## WHAT THE TASK ASKS
Copy every record word for word.

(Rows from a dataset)
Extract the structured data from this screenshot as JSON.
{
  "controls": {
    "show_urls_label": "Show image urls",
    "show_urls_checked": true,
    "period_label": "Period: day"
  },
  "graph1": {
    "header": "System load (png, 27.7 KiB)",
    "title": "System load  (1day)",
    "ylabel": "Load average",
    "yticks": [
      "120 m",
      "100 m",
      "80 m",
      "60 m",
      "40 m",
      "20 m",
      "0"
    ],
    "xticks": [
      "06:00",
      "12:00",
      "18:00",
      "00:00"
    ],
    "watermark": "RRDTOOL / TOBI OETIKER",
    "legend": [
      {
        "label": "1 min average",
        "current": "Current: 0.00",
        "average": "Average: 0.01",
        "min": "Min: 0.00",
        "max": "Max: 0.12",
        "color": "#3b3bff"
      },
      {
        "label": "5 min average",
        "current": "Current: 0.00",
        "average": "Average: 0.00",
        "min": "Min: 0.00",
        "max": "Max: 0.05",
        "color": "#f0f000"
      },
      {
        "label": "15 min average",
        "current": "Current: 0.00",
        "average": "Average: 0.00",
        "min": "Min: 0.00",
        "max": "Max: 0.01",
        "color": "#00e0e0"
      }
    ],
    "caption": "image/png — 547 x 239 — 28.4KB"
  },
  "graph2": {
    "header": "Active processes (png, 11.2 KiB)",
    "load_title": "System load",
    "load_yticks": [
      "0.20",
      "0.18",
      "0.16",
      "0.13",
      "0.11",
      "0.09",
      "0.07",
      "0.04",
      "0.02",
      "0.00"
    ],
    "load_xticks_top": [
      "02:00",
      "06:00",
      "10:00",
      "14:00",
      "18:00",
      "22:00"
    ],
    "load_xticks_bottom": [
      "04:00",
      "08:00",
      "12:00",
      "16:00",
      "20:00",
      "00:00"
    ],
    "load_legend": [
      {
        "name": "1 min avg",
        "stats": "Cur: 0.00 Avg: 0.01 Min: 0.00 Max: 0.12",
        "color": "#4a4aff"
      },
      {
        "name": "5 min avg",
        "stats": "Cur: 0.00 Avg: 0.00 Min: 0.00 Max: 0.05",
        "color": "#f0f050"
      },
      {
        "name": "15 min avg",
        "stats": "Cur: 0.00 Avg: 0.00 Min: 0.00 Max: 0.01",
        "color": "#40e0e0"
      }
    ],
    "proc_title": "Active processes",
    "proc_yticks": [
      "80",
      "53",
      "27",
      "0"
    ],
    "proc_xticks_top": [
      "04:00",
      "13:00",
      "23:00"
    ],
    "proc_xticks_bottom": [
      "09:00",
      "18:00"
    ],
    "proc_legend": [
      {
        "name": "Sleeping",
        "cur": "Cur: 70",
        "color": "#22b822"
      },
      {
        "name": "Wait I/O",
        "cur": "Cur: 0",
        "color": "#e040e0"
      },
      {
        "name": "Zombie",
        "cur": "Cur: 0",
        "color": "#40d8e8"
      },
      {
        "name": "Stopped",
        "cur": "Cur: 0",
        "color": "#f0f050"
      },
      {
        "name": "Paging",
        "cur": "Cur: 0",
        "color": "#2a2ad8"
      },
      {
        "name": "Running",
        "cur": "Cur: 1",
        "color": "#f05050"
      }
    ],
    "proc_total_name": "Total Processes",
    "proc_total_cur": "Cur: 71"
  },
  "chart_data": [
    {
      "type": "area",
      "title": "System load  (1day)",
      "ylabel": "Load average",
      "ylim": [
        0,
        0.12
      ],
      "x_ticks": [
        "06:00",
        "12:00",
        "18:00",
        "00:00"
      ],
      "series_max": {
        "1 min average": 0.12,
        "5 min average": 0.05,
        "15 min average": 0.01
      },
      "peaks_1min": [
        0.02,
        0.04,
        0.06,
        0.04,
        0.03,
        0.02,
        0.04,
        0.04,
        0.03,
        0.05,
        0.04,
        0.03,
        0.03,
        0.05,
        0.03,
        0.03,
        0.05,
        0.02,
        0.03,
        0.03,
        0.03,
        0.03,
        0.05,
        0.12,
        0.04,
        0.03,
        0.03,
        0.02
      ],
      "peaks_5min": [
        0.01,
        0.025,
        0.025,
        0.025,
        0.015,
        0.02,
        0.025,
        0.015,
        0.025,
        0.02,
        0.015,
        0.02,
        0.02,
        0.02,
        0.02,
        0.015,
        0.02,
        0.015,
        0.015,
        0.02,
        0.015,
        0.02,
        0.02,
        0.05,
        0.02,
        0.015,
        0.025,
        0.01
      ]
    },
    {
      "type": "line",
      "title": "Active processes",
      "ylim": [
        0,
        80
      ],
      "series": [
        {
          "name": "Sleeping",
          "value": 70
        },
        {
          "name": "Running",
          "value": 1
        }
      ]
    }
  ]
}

## REPLY
Extract the structured data from this screenshot as JSON.
{
  "controls": {
    "show_urls_label": "Show image urls",
    "show_urls_checked": true,
    "period_label": "Period: day"
  },
  "graph1": {
    "header": "System load (png, 27.7 KiB)",
    "title": "System load  (1day)",
    "ylabel": "Load average",
    "yticks": [
      "120 m",
      "100 m",
      "80 m",
      "60 m",
      "40 m",
      "20 m",
      "0"
    ],
    "xticks": [
      "06:00",
      "12:00",
      "18:00",
      "00:00"
    ],
    "watermark": "RRDTOOL / TOBI OETIKER",
    "legend": [
      {
        "label": "1 min average",
        "current": "Current: 0.00",
        "average": "Average: 0.01",
        "min": "Min: 0.00",
        "max": "Max: 0.12",
        "color": "#3b3bff"
      },
      {
        "label": "5 min average",
        "current": "Current: 0.00",
        "average": "Average: 0.00",
        "min": "Min: 0.00",
        "max": "Max: 0.05",
        "color": "#f0f000"
      },
      {
        "label": "15 min average",
        "current": "Current: 0.00",
        "average": "Average: 0.00",
        "min": "Min: 0.00",
        "max": "Max: 0.01",
        "color": "#00e0e0"
      }
    ],
    "caption": "image/png — 547 x 239 — 28.4KB"
  },
  "graph2": {
    "header": "Active processes (png, 11.2 KiB)",
    "load_title": "System load",
    "load_yticks": [
      "0.20",
      "0.18",
      "0.16",
      "0.13",
      "0.11",
      "0.09",
      "0.07",
      "0.04",
      "0.02",
      "0.00"
    ],
    "load_xticks_top": [
      "02:00",
      "06:00",
      "10:00",
      "14:00",
      "18:00",
      "22:00"
    ],
    "load_xticks_bottom": [
      "04:00",
      "08:00",
      "12:00",
      "16:00",
      "20:00",
      "00:00"
    ],
    "load_legend": [
      {
        "name": "1 min avg",
        "stats": "Cur: 0.00 Avg: 0.01 Min: 0.00 Max: 0.12",
        "color": "#4a4aff"
      },
      {
        "name": "5 min avg",
        "stats": "Cur: 0.00 Avg: 0.00 Min: 0.00 Max: 0.05",
        "color": "#f0f050"
      },
      {
        "name": "15 min avg",
        "stats": "Cur: 0.00 Avg: 0.00 Min: 0.00 Max: 0.01",
        "color": "#40e0e0"
      }
    ],
    "proc_title": "Active processes",
    "proc_yticks": [
      "80",
      "53",
      "27",
      "0"
    ],
    "proc_xticks_top": [
      "04:00",
      "13:00",
      "23:00"
    ],
    "proc_xticks_bottom": [
      "09:00",
      "18:00"
    ],
    "proc_legend": [
      {
        "name": "Sleeping",
        "cur": "Cur: 70",
        "color": "#22b822"
      },
      {
        "name": "Wait I/O",
        "cur": "Cur: 0",
        "color": "#e040e0"
      },
      {
        "name": "Zombie",
        "cur": "Cur: 0",
        "color": "#40d8e8"
      },
      {
        "name": "Stopped",
        "cur": "Cur: 0",
        "color": "#f0f050"
      },
      {
        "name": "Paging",
        "cur": "Cur: 0",
        "color": "#2a2ad8"
      },
      {
        "name": "Running",
        "cur": "Cur: 1",
        "color": "#f05050"
      }
    ],
    "proc_total_name": "Total Processes",
    "proc_total_cur": "Cur: 71"
  },
  "chart_data": [
    {
      "type": "area",
      "title": "System load  (1day)",
      "ylabel": "Load average",
      "ylim": [
        0,
        0.12
      ],
      "x_ticks": [
        "06:00",
        "12:00",
        "18:00",
        "00:00"
      ],
      "series_max": {
        "1 min average": 0.12,
        "5 min average": 0.05,
        "15 min average": 0.01
      },
      "peaks_1min": [
        0.02,
        0.04,
        0.06,
        0.04,
        0.03,
        0.02,
        0.04,
        0.04,
        0.03,
        0.05,
        0.04,
        0.03,
        0.03,
        0.05,
        0.03,
        0.03,
        0.05,
        0.02,
        0.03,
        0.03,
        0.03,
        0.03,
        0.05,
        0.12,
        0.04,
        0.03,
        0.03,
        0.02
      ],
      "peaks_5min": [
        0.01,
        0.025,
        0.025,
        0.025,
        0.015,
        0.02,
        0.025,
        0.015,
        0.025,
        0.02,
        0.015,
        0.02,
        0.02,
        0.02,
        0.02,
        0.015,
        0.02,
        0.015,
        0.015,
        0.02,
        0.015,
        0.02,
        0.02,
        0.05,
        0.02,
        0.015,
        0.025,
        0.01
      ]
    },
    {
      "type": "line",
      "title": "Active processes",
      "ylim": [
        0,
        80
      ],
      "series": [
        {
          "name": "Sleeping",
          "value": 70
        },
        {
          "name": "Running",
          "value": 1
        }
      ]
    }
  ]
}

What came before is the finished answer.